--- START OF RECORDS FOR THE TASK ---

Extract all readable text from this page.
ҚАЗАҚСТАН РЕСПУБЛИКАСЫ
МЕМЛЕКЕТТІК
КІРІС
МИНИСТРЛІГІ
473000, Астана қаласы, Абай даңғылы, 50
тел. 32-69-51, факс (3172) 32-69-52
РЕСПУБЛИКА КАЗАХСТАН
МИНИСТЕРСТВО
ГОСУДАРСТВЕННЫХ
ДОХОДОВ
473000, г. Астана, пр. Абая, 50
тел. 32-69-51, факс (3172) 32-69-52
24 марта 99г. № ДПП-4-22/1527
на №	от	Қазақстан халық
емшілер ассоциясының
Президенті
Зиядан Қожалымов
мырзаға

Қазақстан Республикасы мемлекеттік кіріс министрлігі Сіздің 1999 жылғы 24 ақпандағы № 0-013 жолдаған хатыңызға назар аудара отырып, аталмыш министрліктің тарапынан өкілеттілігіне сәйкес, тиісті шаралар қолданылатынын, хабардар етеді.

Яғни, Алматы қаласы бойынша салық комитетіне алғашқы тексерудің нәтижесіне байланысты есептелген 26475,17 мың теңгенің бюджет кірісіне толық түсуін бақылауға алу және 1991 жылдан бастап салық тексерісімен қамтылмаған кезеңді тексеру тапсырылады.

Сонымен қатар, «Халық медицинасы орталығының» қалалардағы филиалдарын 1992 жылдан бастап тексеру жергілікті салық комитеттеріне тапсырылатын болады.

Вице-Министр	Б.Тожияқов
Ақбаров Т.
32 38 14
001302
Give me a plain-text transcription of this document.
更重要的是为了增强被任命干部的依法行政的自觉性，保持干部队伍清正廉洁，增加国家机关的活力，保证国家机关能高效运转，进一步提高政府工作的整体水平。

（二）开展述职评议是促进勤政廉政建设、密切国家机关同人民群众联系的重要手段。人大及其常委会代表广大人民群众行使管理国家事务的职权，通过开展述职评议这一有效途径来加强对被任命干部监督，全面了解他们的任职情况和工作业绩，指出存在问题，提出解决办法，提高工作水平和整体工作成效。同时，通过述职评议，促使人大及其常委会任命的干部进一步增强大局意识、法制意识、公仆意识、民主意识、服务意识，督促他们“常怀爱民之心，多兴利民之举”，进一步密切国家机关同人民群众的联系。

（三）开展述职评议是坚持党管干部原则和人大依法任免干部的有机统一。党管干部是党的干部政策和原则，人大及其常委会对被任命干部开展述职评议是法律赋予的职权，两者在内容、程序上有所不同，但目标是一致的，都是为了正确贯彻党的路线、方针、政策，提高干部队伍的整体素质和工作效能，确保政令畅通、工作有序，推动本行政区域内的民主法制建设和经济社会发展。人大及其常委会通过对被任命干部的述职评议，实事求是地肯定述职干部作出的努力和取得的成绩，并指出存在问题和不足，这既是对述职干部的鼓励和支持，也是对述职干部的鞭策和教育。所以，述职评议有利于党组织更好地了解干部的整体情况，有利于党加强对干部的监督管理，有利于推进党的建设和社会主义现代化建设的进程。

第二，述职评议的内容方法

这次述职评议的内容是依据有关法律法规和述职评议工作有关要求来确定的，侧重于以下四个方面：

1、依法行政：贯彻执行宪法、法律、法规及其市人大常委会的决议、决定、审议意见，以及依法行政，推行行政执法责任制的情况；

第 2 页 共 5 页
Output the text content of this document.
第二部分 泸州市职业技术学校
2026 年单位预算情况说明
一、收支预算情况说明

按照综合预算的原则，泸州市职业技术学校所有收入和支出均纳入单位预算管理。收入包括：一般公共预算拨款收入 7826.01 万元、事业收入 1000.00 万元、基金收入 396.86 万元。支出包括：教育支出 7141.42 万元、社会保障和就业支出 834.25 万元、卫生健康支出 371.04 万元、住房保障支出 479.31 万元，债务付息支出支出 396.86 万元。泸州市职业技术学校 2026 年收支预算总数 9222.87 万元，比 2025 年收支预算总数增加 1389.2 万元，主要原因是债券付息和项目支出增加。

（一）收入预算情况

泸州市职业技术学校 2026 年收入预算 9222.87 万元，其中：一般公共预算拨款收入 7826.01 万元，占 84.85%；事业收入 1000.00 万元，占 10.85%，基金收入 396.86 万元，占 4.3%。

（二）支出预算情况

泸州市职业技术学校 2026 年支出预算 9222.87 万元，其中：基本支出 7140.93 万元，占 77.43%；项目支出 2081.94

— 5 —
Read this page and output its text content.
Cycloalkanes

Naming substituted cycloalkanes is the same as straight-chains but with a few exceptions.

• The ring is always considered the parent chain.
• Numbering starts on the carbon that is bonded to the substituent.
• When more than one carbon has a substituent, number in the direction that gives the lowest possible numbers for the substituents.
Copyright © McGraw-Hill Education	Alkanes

--- END OF RECORDS FOR THE TASK ---

▶ _GOAL OF THE EXERCISE_
Return only the number of lines in the data that contain "page".

▶ _EXERCISE ANSWER_
2